Given request
Everything from the line that holds "Transcribe the text in this document." through the end of the data below should be output exactly, both ends included.

****************

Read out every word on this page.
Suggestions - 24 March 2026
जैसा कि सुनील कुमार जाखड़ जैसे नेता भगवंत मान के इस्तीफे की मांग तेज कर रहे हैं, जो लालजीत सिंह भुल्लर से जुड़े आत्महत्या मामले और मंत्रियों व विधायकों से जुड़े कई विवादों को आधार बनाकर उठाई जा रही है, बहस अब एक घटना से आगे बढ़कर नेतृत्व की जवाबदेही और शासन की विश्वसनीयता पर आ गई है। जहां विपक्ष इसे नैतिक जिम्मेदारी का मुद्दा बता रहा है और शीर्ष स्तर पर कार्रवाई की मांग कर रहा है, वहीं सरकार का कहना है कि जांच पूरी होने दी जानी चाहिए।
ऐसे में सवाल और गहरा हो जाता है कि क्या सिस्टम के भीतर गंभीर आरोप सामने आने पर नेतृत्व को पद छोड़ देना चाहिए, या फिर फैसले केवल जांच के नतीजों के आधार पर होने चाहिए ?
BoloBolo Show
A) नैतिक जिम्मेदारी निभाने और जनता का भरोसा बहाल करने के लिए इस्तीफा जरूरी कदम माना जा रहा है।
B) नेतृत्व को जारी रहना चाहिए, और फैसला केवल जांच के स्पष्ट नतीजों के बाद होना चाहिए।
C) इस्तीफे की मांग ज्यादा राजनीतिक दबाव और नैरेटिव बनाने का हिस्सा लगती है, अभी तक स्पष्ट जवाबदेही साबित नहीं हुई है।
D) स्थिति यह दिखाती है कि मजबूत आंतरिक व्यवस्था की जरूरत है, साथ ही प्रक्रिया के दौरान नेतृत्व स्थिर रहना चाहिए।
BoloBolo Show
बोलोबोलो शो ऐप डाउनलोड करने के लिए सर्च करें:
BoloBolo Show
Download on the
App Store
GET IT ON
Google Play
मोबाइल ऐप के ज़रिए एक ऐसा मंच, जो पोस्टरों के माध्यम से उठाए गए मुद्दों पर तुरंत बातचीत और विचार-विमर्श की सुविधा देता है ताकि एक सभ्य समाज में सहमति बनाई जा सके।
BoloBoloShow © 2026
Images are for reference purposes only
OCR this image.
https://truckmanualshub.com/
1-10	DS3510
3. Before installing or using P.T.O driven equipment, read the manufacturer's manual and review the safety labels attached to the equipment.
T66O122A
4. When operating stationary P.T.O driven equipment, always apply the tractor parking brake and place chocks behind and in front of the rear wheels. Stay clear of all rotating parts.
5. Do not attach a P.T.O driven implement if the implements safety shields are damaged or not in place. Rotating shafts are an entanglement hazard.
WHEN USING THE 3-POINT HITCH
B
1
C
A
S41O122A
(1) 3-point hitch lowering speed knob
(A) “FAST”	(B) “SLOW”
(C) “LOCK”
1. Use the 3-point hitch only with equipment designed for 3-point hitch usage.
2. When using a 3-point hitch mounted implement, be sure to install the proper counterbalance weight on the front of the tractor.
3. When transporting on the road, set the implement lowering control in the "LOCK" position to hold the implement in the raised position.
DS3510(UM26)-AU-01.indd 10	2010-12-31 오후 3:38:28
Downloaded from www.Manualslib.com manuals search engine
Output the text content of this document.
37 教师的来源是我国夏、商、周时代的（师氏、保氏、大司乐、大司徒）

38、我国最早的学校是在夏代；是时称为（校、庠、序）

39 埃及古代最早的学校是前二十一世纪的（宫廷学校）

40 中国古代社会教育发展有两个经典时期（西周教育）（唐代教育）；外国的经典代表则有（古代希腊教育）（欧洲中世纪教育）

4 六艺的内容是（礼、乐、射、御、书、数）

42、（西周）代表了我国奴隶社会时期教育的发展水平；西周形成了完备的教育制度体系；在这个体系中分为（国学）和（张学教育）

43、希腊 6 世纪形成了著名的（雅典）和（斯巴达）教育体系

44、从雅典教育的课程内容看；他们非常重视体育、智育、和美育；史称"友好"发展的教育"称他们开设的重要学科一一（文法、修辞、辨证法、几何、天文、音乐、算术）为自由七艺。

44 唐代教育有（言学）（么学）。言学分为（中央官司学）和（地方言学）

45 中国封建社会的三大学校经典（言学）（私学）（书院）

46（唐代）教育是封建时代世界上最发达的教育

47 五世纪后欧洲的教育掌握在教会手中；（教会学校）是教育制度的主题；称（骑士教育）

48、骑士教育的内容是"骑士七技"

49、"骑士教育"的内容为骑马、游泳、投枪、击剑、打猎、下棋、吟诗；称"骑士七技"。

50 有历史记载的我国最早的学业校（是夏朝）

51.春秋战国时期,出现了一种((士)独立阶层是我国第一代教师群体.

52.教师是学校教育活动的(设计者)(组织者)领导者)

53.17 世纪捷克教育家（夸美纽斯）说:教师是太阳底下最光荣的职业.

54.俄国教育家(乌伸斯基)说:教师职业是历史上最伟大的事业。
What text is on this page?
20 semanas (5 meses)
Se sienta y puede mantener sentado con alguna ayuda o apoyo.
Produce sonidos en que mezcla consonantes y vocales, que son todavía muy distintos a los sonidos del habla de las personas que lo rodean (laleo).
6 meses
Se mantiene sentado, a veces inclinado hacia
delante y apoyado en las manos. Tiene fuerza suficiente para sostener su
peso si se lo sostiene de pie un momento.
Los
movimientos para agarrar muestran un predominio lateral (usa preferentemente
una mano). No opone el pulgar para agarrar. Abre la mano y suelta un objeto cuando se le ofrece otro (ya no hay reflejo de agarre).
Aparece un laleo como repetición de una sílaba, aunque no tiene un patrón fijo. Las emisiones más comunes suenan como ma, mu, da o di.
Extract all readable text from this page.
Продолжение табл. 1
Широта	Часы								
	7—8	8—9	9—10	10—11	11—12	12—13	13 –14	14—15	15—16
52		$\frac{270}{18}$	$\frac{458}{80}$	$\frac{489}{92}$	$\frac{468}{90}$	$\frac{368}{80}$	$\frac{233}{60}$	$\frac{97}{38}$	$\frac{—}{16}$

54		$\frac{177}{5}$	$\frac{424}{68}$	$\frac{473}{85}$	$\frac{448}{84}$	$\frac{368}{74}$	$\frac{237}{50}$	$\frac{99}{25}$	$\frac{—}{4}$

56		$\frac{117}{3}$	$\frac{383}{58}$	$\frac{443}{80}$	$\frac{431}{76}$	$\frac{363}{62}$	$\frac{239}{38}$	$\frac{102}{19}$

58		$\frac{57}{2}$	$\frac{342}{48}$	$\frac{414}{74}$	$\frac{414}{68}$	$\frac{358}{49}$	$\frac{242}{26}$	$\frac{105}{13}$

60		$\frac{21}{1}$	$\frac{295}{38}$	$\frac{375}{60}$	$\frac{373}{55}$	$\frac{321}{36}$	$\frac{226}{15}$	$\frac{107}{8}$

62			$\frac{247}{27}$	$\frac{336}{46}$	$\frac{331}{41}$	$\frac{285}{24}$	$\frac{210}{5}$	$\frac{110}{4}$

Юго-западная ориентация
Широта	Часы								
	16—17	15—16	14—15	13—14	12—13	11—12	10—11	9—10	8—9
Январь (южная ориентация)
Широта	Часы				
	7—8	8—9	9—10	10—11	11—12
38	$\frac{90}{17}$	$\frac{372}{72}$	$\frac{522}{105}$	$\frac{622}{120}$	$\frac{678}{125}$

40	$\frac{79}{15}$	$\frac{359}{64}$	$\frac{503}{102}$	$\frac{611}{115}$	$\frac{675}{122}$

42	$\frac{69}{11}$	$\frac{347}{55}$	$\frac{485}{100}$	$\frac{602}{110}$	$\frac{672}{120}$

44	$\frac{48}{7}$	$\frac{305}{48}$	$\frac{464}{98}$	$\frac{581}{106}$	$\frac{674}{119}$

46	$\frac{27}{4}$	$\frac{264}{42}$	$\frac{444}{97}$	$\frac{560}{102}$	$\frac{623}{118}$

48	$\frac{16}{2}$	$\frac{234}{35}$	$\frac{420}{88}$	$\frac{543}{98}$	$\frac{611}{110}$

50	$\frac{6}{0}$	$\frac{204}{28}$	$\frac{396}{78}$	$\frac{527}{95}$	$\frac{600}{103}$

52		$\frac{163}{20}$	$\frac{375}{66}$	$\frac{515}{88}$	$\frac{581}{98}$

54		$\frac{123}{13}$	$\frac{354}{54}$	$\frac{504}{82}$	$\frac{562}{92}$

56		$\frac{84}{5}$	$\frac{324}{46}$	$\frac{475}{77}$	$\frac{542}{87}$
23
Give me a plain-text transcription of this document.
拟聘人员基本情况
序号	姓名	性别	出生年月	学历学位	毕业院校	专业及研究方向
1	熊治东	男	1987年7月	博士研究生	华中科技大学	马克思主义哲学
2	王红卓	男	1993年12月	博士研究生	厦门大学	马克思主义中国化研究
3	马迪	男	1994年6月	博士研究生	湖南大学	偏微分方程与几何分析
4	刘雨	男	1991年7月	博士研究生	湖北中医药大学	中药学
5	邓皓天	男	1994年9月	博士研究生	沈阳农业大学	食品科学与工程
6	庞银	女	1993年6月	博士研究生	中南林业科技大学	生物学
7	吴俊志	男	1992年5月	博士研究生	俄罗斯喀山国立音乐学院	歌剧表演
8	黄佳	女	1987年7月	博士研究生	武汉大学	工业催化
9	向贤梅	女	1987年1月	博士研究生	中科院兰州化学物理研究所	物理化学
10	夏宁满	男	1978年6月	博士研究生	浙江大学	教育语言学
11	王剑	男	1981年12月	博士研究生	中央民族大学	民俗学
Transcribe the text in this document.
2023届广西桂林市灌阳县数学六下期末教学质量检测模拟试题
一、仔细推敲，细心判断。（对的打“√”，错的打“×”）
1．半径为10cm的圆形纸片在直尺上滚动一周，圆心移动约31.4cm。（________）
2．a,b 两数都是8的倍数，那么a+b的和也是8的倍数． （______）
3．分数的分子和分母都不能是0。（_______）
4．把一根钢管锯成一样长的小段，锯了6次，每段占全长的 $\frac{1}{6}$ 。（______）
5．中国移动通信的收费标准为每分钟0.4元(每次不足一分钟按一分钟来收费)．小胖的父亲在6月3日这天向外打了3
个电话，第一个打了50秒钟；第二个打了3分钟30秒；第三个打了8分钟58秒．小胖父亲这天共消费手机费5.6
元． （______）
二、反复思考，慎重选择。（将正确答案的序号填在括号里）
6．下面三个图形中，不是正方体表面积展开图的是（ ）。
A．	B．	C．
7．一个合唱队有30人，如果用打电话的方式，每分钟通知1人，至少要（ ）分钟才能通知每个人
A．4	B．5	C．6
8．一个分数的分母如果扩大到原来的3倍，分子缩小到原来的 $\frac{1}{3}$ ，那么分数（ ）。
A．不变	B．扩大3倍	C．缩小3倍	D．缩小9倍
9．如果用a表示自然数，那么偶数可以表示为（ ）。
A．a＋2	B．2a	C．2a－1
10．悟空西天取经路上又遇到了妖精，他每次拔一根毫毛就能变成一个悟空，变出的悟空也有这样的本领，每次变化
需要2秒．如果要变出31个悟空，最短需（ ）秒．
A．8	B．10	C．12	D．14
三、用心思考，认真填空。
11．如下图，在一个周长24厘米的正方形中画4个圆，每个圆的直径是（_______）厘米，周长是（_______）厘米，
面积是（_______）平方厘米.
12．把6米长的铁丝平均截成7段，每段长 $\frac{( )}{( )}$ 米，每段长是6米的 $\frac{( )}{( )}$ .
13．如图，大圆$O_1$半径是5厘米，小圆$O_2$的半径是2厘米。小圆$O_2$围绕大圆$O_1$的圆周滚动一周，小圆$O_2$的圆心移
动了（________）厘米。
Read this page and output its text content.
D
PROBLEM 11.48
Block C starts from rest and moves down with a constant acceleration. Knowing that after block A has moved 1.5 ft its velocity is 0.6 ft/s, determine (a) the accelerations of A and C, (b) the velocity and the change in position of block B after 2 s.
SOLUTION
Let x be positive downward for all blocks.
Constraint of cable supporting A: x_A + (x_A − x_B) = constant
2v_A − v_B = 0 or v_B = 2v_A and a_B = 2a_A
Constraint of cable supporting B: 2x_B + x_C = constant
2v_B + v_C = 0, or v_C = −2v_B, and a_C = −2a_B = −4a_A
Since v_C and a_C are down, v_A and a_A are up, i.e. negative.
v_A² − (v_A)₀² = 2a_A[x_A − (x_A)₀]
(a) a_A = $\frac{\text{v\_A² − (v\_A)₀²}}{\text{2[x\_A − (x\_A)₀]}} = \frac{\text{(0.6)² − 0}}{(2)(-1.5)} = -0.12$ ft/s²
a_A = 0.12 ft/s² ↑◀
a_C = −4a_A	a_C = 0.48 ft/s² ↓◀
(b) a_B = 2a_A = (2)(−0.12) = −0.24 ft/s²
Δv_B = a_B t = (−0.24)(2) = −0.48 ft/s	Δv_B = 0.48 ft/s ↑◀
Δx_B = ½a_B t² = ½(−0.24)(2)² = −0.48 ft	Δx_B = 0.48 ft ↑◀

****************

Written response
Transcribe the text in this document.
2023届广西桂林市灌阳县数学六下期末教学质量检测模拟试题
一、仔细推敲，细心判断。（对的打“√”，错的打“×”）
1．半径为10cm的圆形纸片在直尺上滚动一周，圆心移动约31.4cm。（________）
2．a,b 两数都是8的倍数，那么a+b的和也是8的倍数． （______）
3．分数的分子和分母都不能是0。（_______）
4．把一根钢管锯成一样长的小段，锯了6次，每段占全长的 $\frac{1}{6}$ 。（______）
5．中国移动通信的收费标准为每分钟0.4元(每次不足一分钟按一分钟来收费)．小胖的父亲在6月3日这天向外打了3
个电话，第一个打了50秒钟；第二个打了3分钟30秒；第三个打了8分钟58秒．小胖父亲这天共消费手机费5.6
元． （______）
二、反复思考，慎重选择。（将正确答案的序号填在括号里）
6．下面三个图形中，不是正方体表面积展开图的是（ ）。
A．	B．	C．
7．一个合唱队有30人，如果用打电话的方式，每分钟通知1人，至少要（ ）分钟才能通知每个人
A．4	B．5	C．6
8．一个分数的分母如果扩大到原来的3倍，分子缩小到原来的 $\frac{1}{3}$ ，那么分数（ ）。
A．不变	B．扩大3倍	C．缩小3倍	D．缩小9倍
9．如果用a表示自然数，那么偶数可以表示为（ ）。
A．a＋2	B．2a	C．2a－1
10．悟空西天取经路上又遇到了妖精，他每次拔一根毫毛就能变成一个悟空，变出的悟空也有这样的本领，每次变化
需要2秒．如果要变出31个悟空，最短需（ ）秒．
A．8	B．10	C．12	D．14
三、用心思考，认真填空。
11．如下图，在一个周长24厘米的正方形中画4个圆，每个圆的直径是（_______）厘米，周长是（_______）厘米，
面积是（_______）平方厘米.
12．把6米长的铁丝平均截成7段，每段长 $\frac{( )}{( )}$ 米，每段长是6米的 $\frac{( )}{( )}$ .
13．如图，大圆$O_1$半径是5厘米，小圆$O_2$的半径是2厘米。小圆$O_2$围绕大圆$O_1$的圆周滚动一周，小圆$O_2$的圆心移
动了（________）厘米。
Read this page and output its text content.
D
PROBLEM 11.48
Block C starts from rest and moves down with a constant acceleration. Knowing that after block A has moved 1.5 ft its velocity is 0.6 ft/s, determine (a) the accelerations of A and C, (b) the velocity and the change in position of block B after 2 s.
SOLUTION
Let x be positive downward for all blocks.
Constraint of cable supporting A: x_A + (x_A − x_B) = constant
2v_A − v_B = 0 or v_B = 2v_A and a_B = 2a_A
Constraint of cable supporting B: 2x_B + x_C = constant
2v_B + v_C = 0, or v_C = −2v_B, and a_C = −2a_B = −4a_A
Since v_C and a_C are down, v_A and a_A are up, i.e. negative.
v_A² − (v_A)₀² = 2a_A[x_A − (x_A)₀]
(a) a_A = $\frac{\text{v\_A² − (v\_A)₀²}}{\text{2[x\_A − (x\_A)₀]}} = \frac{\text{(0.6)² − 0}}{(2)(-1.5)} = -0.12$ ft/s²
a_A = 0.12 ft/s² ↑◀
a_C = −4a_A	a_C = 0.48 ft/s² ↓◀
(b) a_B = 2a_A = (2)(−0.12) = −0.24 ft/s²
Δv_B = a_B t = (−0.24)(2) = −0.48 ft/s	Δv_B = 0.48 ft/s ↑◀
Δx_B = ½a_B t² = ½(−0.24)(2)² = −0.48 ft	Δx_B = 0.48 ft ↑◀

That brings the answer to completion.